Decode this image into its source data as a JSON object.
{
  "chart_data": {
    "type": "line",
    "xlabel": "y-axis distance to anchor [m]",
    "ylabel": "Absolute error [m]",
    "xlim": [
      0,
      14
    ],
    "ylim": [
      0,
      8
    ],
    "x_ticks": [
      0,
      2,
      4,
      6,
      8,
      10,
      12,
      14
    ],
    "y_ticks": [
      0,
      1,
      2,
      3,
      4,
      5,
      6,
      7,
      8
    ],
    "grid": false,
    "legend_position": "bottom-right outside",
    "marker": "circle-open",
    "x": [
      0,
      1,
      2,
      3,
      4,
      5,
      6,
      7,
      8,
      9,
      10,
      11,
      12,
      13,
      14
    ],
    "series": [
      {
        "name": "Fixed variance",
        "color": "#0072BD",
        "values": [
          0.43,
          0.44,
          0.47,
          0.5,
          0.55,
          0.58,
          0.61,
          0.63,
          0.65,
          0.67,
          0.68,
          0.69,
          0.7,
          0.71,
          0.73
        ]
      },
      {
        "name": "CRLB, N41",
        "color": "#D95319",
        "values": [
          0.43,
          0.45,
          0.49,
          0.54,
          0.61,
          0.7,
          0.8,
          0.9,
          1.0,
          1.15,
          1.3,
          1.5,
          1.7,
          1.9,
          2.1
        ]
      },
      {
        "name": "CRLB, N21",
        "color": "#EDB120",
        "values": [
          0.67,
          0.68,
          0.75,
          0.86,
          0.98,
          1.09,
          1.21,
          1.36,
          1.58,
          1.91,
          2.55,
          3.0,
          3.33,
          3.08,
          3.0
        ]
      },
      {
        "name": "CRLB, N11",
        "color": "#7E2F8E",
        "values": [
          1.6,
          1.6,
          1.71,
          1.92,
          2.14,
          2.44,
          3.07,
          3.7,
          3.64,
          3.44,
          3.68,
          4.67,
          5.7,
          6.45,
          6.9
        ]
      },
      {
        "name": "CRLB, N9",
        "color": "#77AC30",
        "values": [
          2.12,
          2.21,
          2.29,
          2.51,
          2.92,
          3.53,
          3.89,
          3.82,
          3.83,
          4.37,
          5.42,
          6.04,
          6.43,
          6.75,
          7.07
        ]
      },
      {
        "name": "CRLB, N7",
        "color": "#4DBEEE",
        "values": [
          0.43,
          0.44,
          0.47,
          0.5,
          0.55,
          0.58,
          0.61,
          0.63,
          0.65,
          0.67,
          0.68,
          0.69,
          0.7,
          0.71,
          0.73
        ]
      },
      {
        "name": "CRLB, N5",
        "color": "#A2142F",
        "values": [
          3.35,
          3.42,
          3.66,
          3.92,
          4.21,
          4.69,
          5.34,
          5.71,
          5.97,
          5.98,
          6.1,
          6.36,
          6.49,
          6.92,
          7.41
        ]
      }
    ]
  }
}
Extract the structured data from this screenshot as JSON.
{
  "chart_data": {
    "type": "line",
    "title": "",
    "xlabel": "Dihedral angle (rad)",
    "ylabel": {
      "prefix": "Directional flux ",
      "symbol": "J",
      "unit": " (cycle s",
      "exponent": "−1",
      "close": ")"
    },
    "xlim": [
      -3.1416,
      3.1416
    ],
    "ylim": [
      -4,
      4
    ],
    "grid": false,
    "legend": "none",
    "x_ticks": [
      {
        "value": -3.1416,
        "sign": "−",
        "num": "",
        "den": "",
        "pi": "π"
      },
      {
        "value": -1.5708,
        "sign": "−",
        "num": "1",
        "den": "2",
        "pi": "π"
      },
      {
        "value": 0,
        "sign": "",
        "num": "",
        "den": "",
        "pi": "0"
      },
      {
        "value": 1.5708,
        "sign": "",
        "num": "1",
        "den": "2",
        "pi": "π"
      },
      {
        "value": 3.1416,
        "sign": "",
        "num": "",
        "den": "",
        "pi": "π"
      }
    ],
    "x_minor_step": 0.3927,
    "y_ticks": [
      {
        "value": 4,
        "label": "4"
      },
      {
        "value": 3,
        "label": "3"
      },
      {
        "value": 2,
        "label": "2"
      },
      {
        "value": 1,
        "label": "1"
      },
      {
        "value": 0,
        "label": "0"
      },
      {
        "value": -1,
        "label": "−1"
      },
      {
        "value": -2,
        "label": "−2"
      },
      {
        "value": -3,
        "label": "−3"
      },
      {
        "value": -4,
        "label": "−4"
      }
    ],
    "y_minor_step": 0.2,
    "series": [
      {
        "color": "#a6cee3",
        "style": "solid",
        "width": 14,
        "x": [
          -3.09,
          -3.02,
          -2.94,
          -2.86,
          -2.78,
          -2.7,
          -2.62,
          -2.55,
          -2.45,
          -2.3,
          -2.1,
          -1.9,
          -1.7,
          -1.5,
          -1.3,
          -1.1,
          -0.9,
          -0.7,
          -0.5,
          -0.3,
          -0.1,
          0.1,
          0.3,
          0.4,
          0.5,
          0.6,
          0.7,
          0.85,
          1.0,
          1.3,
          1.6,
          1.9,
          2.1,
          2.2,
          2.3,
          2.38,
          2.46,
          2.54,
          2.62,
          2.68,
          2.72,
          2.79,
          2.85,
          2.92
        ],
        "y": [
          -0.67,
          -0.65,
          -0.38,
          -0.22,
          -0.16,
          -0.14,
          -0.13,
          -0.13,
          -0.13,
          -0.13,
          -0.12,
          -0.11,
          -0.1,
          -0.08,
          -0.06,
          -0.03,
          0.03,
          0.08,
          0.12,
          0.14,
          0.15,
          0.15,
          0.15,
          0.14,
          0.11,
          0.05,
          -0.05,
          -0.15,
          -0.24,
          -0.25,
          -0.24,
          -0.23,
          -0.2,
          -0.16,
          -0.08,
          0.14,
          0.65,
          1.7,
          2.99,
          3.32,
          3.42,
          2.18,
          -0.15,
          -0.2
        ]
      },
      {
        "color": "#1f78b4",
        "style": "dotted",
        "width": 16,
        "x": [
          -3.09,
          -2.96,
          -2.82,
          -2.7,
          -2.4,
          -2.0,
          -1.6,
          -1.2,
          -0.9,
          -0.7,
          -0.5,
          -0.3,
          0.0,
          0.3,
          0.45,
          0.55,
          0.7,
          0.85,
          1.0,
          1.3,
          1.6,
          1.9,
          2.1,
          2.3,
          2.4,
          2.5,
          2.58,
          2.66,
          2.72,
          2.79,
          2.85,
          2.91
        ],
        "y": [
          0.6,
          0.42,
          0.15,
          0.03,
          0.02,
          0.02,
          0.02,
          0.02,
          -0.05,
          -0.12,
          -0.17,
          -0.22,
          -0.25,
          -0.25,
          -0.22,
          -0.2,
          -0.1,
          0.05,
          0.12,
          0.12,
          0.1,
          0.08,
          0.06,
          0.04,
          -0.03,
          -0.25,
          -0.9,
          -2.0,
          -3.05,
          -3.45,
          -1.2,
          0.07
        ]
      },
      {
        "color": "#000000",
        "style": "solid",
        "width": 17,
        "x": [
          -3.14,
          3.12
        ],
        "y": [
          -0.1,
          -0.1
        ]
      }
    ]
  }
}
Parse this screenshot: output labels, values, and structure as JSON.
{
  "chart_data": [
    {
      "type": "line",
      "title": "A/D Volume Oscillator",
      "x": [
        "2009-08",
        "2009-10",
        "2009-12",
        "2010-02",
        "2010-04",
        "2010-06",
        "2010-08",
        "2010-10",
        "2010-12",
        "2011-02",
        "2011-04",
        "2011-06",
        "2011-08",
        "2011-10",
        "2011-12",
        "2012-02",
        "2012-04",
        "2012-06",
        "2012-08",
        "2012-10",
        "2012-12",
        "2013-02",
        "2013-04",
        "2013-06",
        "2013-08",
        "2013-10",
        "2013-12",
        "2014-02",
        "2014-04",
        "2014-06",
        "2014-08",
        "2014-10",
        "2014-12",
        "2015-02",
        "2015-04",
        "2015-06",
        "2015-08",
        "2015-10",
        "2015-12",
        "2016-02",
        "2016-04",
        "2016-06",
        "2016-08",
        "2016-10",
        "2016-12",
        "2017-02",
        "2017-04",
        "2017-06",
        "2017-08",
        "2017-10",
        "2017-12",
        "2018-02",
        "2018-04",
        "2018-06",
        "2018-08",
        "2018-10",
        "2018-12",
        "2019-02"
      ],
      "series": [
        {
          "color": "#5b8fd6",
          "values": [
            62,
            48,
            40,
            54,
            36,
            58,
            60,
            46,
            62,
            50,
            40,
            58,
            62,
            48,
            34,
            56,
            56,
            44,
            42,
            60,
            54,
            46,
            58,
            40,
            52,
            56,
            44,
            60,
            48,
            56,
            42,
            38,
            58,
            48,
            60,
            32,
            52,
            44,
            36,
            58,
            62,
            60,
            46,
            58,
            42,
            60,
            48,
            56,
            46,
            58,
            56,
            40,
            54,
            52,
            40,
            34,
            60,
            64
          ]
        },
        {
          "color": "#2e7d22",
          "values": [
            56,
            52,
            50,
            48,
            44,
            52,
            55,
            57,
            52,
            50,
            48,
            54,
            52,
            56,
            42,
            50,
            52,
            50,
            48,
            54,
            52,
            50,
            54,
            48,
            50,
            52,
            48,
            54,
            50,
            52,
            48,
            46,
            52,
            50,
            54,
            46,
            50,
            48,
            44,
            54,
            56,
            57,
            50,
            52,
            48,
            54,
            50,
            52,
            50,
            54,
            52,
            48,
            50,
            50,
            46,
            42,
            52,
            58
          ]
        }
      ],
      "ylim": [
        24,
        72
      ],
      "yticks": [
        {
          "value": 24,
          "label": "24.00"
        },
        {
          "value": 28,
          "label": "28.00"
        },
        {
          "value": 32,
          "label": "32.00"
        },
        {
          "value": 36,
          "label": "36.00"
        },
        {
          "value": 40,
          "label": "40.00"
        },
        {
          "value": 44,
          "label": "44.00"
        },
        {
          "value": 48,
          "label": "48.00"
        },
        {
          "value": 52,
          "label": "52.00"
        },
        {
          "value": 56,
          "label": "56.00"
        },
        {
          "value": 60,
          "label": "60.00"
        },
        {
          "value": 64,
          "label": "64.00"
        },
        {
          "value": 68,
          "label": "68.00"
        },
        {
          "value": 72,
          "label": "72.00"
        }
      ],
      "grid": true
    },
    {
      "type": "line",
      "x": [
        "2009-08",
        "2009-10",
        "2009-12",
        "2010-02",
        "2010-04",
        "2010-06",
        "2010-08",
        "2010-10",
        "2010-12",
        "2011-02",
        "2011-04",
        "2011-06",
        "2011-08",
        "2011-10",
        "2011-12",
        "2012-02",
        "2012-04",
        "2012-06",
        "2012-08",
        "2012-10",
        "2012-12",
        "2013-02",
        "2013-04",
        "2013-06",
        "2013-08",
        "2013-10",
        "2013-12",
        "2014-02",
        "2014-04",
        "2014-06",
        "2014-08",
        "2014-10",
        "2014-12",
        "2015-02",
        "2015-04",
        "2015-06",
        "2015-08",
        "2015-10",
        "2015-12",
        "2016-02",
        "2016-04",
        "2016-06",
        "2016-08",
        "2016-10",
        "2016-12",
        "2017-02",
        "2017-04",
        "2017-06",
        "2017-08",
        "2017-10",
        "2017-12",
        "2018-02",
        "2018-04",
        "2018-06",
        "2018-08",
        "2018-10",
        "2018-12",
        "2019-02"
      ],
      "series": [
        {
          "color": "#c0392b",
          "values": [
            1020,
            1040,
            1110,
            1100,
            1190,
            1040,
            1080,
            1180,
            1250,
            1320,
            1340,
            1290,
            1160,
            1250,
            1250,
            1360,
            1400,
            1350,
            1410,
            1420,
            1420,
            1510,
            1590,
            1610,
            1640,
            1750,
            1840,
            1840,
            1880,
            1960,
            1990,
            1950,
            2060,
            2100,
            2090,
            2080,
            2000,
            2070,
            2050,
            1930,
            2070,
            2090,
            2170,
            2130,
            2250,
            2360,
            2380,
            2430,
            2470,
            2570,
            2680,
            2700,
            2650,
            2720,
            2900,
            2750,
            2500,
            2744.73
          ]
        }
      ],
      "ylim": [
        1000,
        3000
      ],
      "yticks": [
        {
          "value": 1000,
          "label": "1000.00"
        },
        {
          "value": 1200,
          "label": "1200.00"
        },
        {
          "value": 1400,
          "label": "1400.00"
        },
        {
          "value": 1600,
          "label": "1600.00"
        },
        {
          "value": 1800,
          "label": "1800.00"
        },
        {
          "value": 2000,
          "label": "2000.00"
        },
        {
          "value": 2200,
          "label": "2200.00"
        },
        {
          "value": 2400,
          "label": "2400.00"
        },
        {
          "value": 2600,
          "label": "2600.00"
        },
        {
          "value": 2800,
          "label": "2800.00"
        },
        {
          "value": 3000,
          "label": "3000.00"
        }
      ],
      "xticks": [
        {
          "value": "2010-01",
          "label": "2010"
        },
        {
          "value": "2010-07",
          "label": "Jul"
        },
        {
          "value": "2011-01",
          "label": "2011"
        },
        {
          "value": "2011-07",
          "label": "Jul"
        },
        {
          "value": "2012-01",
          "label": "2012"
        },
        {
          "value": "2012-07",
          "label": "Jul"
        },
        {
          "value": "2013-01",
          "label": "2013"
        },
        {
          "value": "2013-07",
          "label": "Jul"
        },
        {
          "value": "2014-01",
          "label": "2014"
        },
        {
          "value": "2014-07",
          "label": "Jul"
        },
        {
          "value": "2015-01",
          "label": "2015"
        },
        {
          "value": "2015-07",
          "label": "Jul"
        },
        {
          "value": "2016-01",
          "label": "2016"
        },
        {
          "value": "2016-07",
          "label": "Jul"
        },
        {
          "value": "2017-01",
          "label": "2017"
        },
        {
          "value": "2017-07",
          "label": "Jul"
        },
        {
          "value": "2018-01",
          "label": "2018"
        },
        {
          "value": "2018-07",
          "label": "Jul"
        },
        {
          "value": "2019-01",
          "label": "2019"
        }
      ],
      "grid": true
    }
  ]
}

# # # #

> _Problem requirements_: Locate all lines in the listing above with the word "name". Copy them.

> _Response to this exercise_:
        "name": "Fixed variance",
        "name": "CRLB, N41",
        "name": "CRLB, N21",
        "name": "CRLB, N11",
        "name": "CRLB, N9",
        "name": "CRLB, N7",
        "name": "CRLB, N5",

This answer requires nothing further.